--- start ---

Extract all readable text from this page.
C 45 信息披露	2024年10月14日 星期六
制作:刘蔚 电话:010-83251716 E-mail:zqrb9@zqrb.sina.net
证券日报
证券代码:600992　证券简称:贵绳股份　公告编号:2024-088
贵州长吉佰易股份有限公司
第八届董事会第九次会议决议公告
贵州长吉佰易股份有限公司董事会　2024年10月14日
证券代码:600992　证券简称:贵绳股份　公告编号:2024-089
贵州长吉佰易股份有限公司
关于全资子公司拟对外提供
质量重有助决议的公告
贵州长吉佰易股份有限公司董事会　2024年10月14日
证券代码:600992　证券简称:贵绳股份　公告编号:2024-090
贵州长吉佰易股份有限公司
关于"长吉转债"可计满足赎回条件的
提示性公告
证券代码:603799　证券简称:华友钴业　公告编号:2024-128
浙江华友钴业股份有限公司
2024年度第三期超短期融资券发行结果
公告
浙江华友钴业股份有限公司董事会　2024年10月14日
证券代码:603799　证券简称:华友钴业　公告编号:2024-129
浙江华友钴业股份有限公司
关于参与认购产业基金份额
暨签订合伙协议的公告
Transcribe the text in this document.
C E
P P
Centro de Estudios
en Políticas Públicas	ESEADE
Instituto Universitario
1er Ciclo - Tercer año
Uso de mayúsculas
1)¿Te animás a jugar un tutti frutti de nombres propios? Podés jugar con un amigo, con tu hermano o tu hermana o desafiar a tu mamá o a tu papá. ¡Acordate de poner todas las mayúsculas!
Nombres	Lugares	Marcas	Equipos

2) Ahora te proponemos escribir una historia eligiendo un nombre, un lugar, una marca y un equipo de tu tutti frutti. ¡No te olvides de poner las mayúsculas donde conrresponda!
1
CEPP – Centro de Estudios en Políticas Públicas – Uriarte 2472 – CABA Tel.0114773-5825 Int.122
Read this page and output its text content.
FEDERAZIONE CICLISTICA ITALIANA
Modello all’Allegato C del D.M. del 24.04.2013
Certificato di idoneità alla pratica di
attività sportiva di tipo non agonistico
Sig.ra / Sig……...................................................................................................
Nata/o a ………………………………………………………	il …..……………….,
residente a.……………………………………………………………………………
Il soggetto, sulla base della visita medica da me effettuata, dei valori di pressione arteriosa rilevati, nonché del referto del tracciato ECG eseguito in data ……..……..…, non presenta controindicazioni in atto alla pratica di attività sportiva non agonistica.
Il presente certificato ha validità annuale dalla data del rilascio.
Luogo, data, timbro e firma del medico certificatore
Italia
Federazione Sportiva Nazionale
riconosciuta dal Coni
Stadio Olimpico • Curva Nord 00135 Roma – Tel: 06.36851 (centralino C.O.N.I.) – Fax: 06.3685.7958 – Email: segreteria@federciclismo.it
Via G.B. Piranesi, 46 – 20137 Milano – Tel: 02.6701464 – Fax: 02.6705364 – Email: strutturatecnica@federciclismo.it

--- end ---
--- start ---

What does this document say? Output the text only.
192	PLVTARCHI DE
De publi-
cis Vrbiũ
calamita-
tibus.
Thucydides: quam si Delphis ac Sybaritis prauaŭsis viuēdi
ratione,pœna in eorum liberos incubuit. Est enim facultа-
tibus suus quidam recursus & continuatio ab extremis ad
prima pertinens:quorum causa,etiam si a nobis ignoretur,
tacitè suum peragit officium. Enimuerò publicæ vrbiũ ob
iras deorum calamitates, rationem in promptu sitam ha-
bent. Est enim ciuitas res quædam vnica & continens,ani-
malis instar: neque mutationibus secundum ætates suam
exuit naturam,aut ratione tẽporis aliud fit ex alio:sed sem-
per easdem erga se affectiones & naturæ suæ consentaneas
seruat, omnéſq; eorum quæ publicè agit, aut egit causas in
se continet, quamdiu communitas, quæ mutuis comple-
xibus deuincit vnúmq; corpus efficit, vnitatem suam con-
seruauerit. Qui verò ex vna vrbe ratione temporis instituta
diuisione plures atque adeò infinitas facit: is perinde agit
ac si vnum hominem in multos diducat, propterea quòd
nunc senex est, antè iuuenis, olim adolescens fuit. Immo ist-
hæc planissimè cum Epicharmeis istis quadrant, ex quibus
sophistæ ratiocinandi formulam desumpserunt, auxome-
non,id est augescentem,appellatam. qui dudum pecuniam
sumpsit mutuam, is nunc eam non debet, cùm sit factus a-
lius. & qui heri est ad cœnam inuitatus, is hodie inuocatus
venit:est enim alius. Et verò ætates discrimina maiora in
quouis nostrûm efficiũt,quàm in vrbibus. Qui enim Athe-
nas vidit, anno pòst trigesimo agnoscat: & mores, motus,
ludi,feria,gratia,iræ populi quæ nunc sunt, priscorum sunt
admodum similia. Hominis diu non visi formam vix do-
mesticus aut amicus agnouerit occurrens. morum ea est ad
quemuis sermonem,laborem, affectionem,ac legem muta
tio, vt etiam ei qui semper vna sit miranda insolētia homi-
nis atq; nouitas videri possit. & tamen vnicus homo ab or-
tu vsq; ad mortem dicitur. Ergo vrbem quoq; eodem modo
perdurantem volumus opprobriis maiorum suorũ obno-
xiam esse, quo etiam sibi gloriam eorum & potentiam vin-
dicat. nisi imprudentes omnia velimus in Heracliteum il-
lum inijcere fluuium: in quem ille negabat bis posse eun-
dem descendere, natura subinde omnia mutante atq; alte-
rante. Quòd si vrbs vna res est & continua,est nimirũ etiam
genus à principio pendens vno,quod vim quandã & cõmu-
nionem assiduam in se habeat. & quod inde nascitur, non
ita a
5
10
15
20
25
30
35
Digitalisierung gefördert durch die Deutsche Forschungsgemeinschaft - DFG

--- end ---

Tally how many lines of the material contain the word "Políticas". The answer must be the number and nothing else.

2